▸ **What is asked**: Each entry must be reproduced precisely as it stands.

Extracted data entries
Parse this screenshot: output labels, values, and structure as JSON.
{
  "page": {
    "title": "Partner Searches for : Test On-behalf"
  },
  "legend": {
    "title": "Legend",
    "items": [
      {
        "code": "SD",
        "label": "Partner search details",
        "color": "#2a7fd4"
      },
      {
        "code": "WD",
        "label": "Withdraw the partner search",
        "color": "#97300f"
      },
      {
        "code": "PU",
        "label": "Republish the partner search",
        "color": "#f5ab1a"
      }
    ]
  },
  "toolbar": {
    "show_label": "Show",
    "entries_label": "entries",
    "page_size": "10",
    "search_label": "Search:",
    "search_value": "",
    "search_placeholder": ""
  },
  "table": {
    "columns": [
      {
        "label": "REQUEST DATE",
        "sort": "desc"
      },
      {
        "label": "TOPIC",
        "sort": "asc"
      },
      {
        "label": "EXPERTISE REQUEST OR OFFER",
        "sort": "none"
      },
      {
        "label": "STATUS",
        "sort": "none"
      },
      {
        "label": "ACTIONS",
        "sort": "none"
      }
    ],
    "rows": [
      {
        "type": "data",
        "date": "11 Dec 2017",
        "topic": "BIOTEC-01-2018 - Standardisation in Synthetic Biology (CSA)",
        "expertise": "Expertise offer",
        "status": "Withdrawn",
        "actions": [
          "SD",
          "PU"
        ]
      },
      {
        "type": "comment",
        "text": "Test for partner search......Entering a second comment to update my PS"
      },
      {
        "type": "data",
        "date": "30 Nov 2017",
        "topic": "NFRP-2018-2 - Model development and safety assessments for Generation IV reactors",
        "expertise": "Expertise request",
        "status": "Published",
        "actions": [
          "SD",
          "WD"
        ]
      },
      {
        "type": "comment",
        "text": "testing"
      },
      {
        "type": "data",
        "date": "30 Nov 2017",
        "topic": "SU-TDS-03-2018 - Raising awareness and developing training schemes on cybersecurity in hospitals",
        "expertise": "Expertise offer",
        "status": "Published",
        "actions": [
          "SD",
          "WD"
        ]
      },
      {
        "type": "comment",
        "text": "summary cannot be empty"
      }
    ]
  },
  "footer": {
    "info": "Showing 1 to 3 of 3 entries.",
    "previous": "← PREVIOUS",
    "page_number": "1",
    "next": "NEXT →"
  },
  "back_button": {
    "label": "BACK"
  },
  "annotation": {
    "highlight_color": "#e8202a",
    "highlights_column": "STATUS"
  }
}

▸ **Output for this task**:
Parse this screenshot: output labels, values, and structure as JSON.
{
  "page": {
    "title": "Partner Searches for : Test On-behalf"
  },
  "legend": {
    "title": "Legend",
    "items": [
      {
        "code": "SD",
        "label": "Partner search details",
        "color": "#2a7fd4"
      },
      {
        "code": "WD",
        "label": "Withdraw the partner search",
        "color": "#97300f"
      },
      {
        "code": "PU",
        "label": "Republish the partner search",
        "color": "#f5ab1a"
      }
    ]
  },
  "toolbar": {
    "show_label": "Show",
    "entries_label": "entries",
    "page_size": "10",
    "search_label": "Search:",
    "search_value": "",
    "search_placeholder": ""
  },
  "table": {
    "columns": [
      {
        "label": "REQUEST DATE",
        "sort": "desc"
      },
      {
        "label": "TOPIC",
        "sort": "asc"
      },
      {
        "label": "EXPERTISE REQUEST OR OFFER",
        "sort": "none"
      },
      {
        "label": "STATUS",
        "sort": "none"
      },
      {
        "label": "ACTIONS",
        "sort": "none"
      }
    ],
    "rows": [
      {
        "type": "data",
        "date": "11 Dec 2017",
        "topic": "BIOTEC-01-2018 - Standardisation in Synthetic Biology (CSA)",
        "expertise": "Expertise offer",
        "status": "Withdrawn",
        "actions": [
          "SD",
          "PU"
        ]
      },
      {
        "type": "comment",
        "text": "Test for partner search......Entering a second comment to update my PS"
      },
      {
        "type": "data",
        "date": "30 Nov 2017",
        "topic": "NFRP-2018-2 - Model development and safety assessments for Generation IV reactors",
        "expertise": "Expertise request",
        "status": "Published",
        "actions": [
          "SD",
          "WD"
        ]
      },
      {
        "type": "comment",
        "text": "testing"
      },
      {
        "type": "data",
        "date": "30 Nov 2017",
        "topic": "SU-TDS-03-2018 - Raising awareness and developing training schemes on cybersecurity in hospitals",
        "expertise": "Expertise offer",
        "status": "Published",
        "actions": [
          "SD",
          "WD"
        ]
      },
      {
        "type": "comment",
        "text": "summary cannot be empty"
      }
    ]
  },
  "footer": {
    "info": "Showing 1 to 3 of 3 entries.",
    "previous": "← PREVIOUS",
    "page_number": "1",
    "next": "NEXT →"
  },
  "back_button": {
    "label": "BACK"
  },
  "annotation": {
    "highlight_color": "#e8202a",
    "highlights_column": "STATUS"
  }
}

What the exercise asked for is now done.